··· QUOTED PASSAGE ···
The reason Angular JS will fail

I’m all about new technology, but just like Steve Jobs had put it, it has to be intuitive. It has to feel comfortable, and easy to learn. This is reference to another one of my posts done here: Angular JS Kinda Sucks. The main reason Angular JS will fail is because it’s difficult. Honestly, who likes to make their lives more difficult? Not this guy. That’s not to say I’m looking for the easy way out. I believe in hard work paying off, but to make things difficult just for the sake of saying that I did something difficult that I could have done with ease, other ways? That’s just ridiculous. Yes, I can take a boat across the English channel, but why not make it harder and swim it? Other than getting into the book of world records, there really is no practical reason to do so.

Which brings me to the pattern of ever failing technologies. Remember Moo Tools? Prototype? I do too, and sadly, I use NONE of them in any of my projects. jQuery has evolved with the times. It has gotten better and better, and even with its 2.0 release, revolutionized. All while keeping its key ingredient of keeping itself simple to use and logically understandable. Any one of us who struggled with JS before jQuery came along created our own JS libraries to handle mundane tasks of JS. Class lookups, selecting elements, animation, AJAX, etc. We all wondered if there was an easier way to do repetitive work like that. jQuery came along and helped us out in that department.

Prototype and moo tools tried to be innovative, but they just made things harder. Not only were they not intuitive to use, but referring to the documentation was even worse. Would take hours what jQuery could accomplish in mere minutes.

Don’t look at how many companies use those other tools right now. Wait for it and see how many companies will use those same tools in the future. 5 years, 10 years… jQuery has stood the test of time. And the reason they keep winning is because they cater to the developer, the people who are using the tool the most, and making their lives easier to deal with. It’s a complement to code, not a spaghetti nightmare filled with complexities and high learning curves.

I remember the first time I built a web page using jQuery. It was easy. It was instinctive. It was amazing. It made want to use more of it. AngularJS unfortunately, did not have that same effect on me.

In the end, I guess it’s to each their own, but too many times I’ve come across reviews that are not so pleasant to read about Angular JS. Even doing a google search on “jQuery sucks” vs “AngularJS sucks” shows that there are more results for the latter, and AngularJS has only been around for a few years, while jQuery, almost a couple of decades. You’d think that there would be more results for jQuery since it’s been around for longer, and that AngularJS has been harbored by Google.

What are your thoughts?

  • Alyssa-chan

    It seems like I was not the only one who felt something is wrong with AngularJS. I tried to like it… really. While learning it I consumed a lot of resources: books, blog posts, and screen-casts. But my opinion of it still doesn’t change. It sucks. I won’t say the word ‘kinda’ because it is only a softener that attempts to offend people less. I bet the creators of AngularJS can handle it because they are all grown-ups.

    The problem is that it’s backed by Google. Well, Google is composed of many smart people writing complex apps and inventing revolutionary algorithms. The people working there are in the top 1% of society when it comes to intelligence. What about us on the bottom 99%?
··· DATASET CONTENT ···
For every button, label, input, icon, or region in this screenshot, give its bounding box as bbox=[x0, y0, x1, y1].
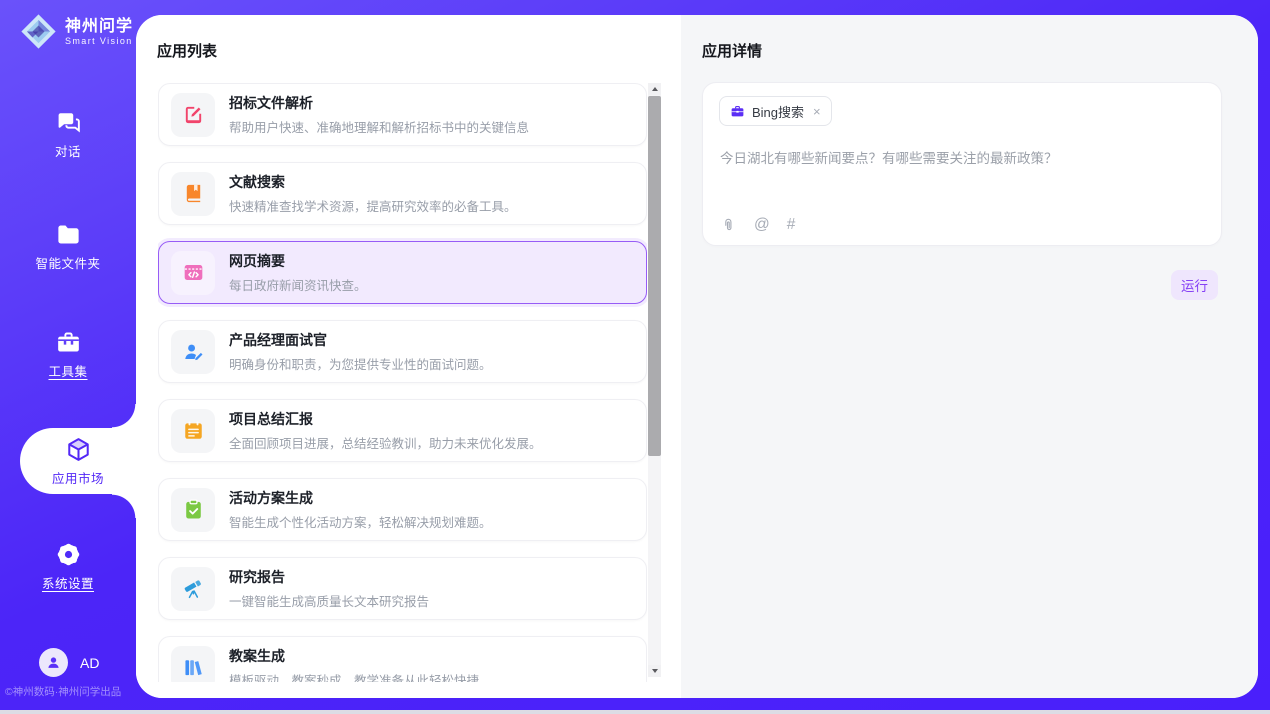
···
GIVEN TASK A | In the post about AngularJS, which library does the author say has stood the test of time?
GIVEN TASK B | Name each mundane JS task that the post about AngularJS says developers built their own libraries to handle before jQuery.
The listing is separate material from the post about AngularJS.

RIGHT ANSWER A | jQuery

RIGHT ANSWER B | Class lookups, selecting elements, animation, AJAX